## BEGIN

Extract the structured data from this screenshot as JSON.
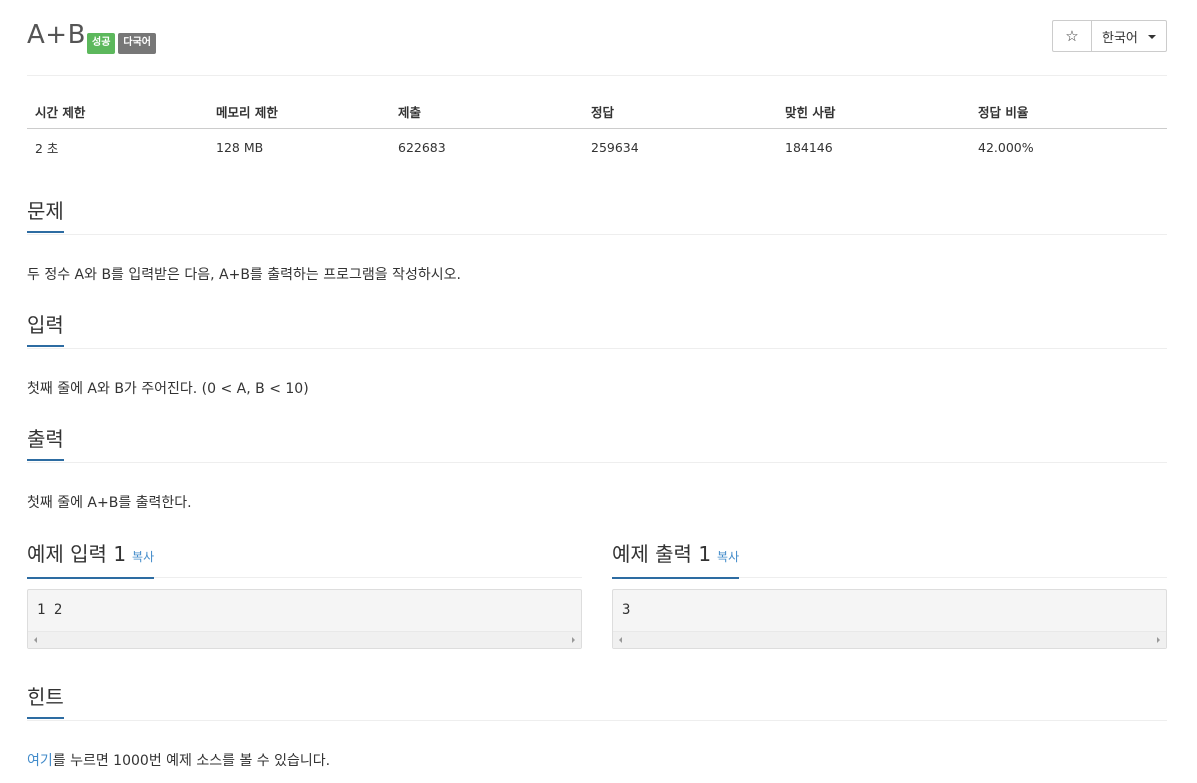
{
  "problem": {
    "title": "A+B",
    "badges": [
      "성공",
      "다국어"
    ]
  },
  "controls": {
    "star_icon": "☆",
    "language": "한국어"
  },
  "info_table": {
    "headers": [
      "시간 제한",
      "메모리 제한",
      "제출",
      "정답",
      "맞힌 사람",
      "정답 비율"
    ],
    "values": [
      "2 초",
      "128 MB",
      "622683",
      "259634",
      "184146",
      "42.000%"
    ]
  },
  "sections": {
    "description": {
      "title": "문제",
      "text": "두 정수 A와 B를 입력받은 다음, A+B를 출력하는 프로그램을 작성하시오."
    },
    "input": {
      "title": "입력",
      "text": "첫째 줄에 A와 B가 주어진다. (0 < A, B < 10)"
    },
    "output": {
      "title": "출력",
      "text": "첫째 줄에 A+B를 출력한다."
    }
  },
  "samples": {
    "input": {
      "title": "예제 입력 1",
      "copy_label": "복사",
      "content": "1 2"
    },
    "output": {
      "title": "예제 출력 1",
      "copy_label": "복사",
      "content": "3"
    }
  },
  "hint": {
    "title": "힌트",
    "link_text": "여기",
    "text_rest": "를 누르면 1000번 예제 소스를 볼 수 있습니다."
  },
  "colors": {
    "accent": "#2d6ca2",
    "success_badge": "#5cb85c",
    "multilang_badge": "#777777",
    "link": "#428bca"
  }
}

## END

■ TASK DETAILS ■
The material above holds pictures; copy everything else in it exactly.

■ THE RESPONSE ■
Extract the structured data from this screenshot as JSON.
{
  "problem": {
    "title": "A+B",
    "badges": [
      "성공",
      "다국어"
    ]
  },
  "controls": {
    "star_icon": "☆",
    "language": "한국어"
  },
  "info_table": {
    "headers": [
      "시간 제한",
      "메모리 제한",
      "제출",
      "정답",
      "맞힌 사람",
      "정답 비율"
    ],
    "values": [
      "2 초",
      "128 MB",
      "622683",
      "259634",
      "184146",
      "42.000%"
    ]
  },
  "sections": {
    "description": {
      "title": "문제",
      "text": "두 정수 A와 B를 입력받은 다음, A+B를 출력하는 프로그램을 작성하시오."
    },
    "input": {
      "title": "입력",
      "text": "첫째 줄에 A와 B가 주어진다. (0 < A, B < 10)"
    },
    "output": {
      "title": "출력",
      "text": "첫째 줄에 A+B를 출력한다."
    }
  },
  "samples": {
    "input": {
      "title": "예제 입력 1",
      "copy_label": "복사",
      "content": "1 2"
    },
    "output": {
      "title": "예제 출력 1",
      "copy_label": "복사",
      "content": "3"
    }
  },
  "hint": {
    "title": "힌트",
    "link_text": "여기",
    "text_rest": "를 누르면 1000번 예제 소스를 볼 수 있습니다."
  },
  "colors": {
    "accent": "#2d6ca2",
    "success_badge": "#5cb85c",
    "multilang_badge": "#777777",
    "link": "#428bca"
  }
}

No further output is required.